* **Listed records**:
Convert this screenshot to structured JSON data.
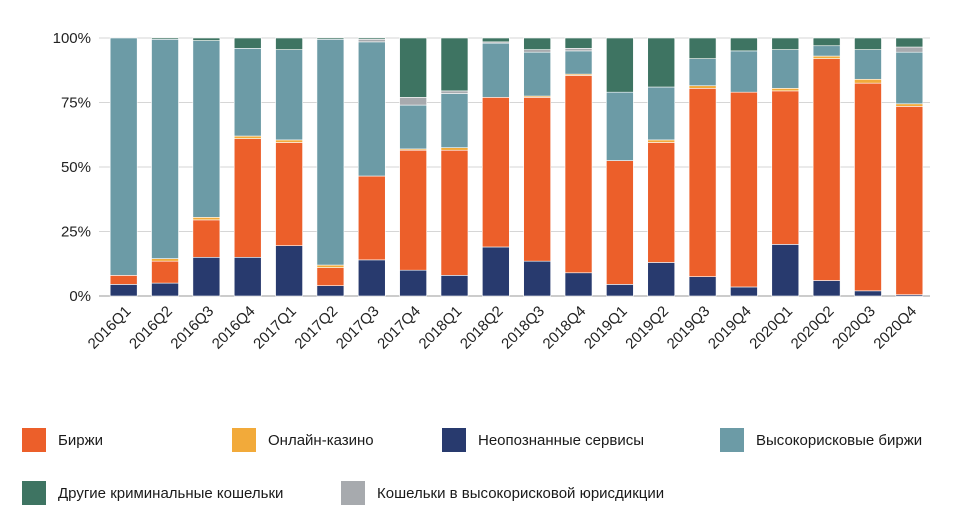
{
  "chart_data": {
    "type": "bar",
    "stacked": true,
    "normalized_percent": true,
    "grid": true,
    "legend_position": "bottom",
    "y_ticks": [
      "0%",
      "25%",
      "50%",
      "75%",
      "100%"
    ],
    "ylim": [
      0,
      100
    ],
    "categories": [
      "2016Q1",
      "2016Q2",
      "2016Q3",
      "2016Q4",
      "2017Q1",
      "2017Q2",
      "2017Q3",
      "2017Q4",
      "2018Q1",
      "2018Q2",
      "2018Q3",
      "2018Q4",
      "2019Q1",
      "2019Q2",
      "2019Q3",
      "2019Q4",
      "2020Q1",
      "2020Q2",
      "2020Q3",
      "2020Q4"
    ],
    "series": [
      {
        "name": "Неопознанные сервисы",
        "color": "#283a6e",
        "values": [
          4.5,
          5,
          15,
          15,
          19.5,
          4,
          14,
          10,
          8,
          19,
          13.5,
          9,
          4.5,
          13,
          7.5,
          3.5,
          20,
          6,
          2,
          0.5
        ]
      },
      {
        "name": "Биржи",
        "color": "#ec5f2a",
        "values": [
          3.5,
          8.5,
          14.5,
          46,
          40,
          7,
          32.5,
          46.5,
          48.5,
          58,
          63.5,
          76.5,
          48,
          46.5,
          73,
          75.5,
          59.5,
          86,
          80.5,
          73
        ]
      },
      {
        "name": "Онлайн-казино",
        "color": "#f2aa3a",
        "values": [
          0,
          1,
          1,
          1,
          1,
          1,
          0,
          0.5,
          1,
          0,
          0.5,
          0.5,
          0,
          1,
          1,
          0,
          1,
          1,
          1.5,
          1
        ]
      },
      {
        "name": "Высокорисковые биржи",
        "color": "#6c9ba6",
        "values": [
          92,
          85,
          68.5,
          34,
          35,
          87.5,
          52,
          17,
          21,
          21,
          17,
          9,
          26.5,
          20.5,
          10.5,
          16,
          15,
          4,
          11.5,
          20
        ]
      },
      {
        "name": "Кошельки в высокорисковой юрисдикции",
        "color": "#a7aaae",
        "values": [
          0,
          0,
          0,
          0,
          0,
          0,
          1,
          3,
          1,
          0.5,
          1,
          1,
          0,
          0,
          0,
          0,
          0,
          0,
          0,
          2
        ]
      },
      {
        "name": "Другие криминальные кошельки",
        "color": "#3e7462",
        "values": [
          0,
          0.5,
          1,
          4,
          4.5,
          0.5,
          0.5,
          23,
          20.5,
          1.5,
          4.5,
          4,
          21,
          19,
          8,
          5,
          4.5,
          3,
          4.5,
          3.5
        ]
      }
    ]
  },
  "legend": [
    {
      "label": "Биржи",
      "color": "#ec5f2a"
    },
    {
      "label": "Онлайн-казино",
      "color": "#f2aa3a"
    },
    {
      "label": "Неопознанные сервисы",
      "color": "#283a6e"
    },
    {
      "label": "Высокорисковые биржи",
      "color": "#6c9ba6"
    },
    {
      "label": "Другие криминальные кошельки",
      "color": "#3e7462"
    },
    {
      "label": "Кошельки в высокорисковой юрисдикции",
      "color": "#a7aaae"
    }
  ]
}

* **Required task**: Copy all lines of the material above where the string "Онлайн" occurs.

* **Complete answer**:
        "name": "Онлайн-казино",
      "label": "Онлайн-казино",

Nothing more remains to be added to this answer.